What i'd really like is for stuff to eventually fall into place like they did with using a fifth 'meta' operand for 'context' including the runtime types that polymorphic functions are being specialized to. Perhaps some sort of 'meta bit' to switch between 'levels' of an interpreter tower?

I guess one of my concerns is that both ways seem to have too many moving parts:

the 'extensible interpreter' way either:
- has very few, very simple, very powerful hooks, in which case it's much like just running another VM on top of this one
- has many, constrained hooks, in which case there are too many moving parts
the 'implement stuff directly in the VM' way means at the least putting capabilities in there, which already seems like too many more primitive instructions

hmm, a new idea i just had while writing this: One way things could 'fall together' would be if i could find a basis set of a few, simple, yet constrained hooks, and perhaps encode some of the capabilities functionality in the VM outright, and use these few hooks to do the rest. Maybe this could end up being a middle ground between the two choices? Which may be good. That sounds like it would minimize moving parts.

One might say, just implement both of them and see which one you like, but the thing is that i won't know which one i like until i implement the rest of Oot Core on it, which is a very long way off. I guess i could just pick one and get going and plan to revisit the decision, but i bet the decision will end up getting frozen and not really revisited later.
◆ ◆ ◆ ◆ ◆ ◆ ◆
- _Task set_
a) Reproduce everything in the interpreter design excerpt from "the 'extensible interpreter'" down to "minimize moving parts.".
b) Revise the records from the line containing "scroll-down-button-right[interactable] xyxy=(639,846,695,884)" down to the line containing "tagline-secondary: Smart Foundations" so that "Smart Foundations" becomes "Solid Foundations" and nothing else changes. Return only those lines.
The text and the records are unrelated to each other.

- _Records for this task_
◆ ◆ ◆ ◆ ◆ ◆ ◆
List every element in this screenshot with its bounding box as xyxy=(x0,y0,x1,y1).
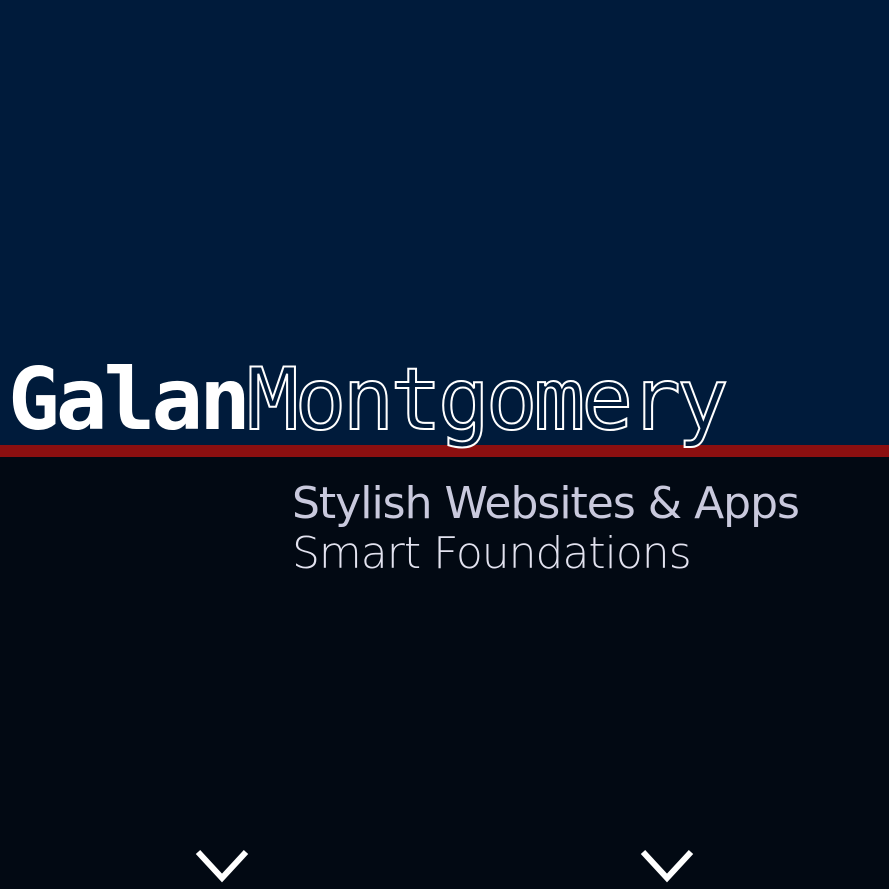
scroll-down-button-right[interactable] xyxy=(639,846,695,884)
chevron-down-icon xyxy=(195,849,249,883)
logo-last-name: Montgomery xyxy=(246,349,730,451)
logo-first-name: Galan xyxy=(8,350,251,450)
tagline-secondary: Smart Foundations xyxy=(292,528,692,579)
site-logo[interactable]: GalanMontgomery xyxy=(8,349,730,451)
tagline: Stylish Websites & Apps Smart Foundation… xyxy=(292,478,800,579)
page: GalanMontgomery Stylish Websites & Apps … xyxy=(0,0,889,889)
scroll-down-button-left[interactable] xyxy=(194,846,250,884)
chevron-down-icon xyxy=(640,849,694,883)
tagline-primary: Stylish Websites & Apps xyxy=(292,478,800,529)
◆ ◆ ◆ ◆ ◆ ◆ ◆
- _Answers_
a)
the 'extensible interpreter' way either:
- has very few, very simple, very powerful hooks, in which case it's much like just running another VM on top of this one
- has many, constrained hooks, in which case there are too many moving parts
the 'implement stuff directly in the VM' way means at the least putting capabilities in there, which already seems like too many more primitive instructions

hmm, a new idea i just had while writing this: One way things could 'fall together' would be if i could find a basis set of a few, simple, yet constrained hooks, and perhaps encode some of the capabilities functionality in the VM outright, and use these few hooks to do the rest. Maybe this could end up being a middle ground between the two choices? Which may be good. That sounds like it would minimize moving parts.

b)
scroll-down-button-right[interactable] xyxy=(639,846,695,884)
chevron-down-icon xyxy=(195,849,249,883)
logo-last-name: Montgomery xyxy=(246,349,730,451)
logo-first-name: Galan xyxy=(8,350,251,450)
tagline-secondary: Solid Foundations xyxy=(292,528,692,579)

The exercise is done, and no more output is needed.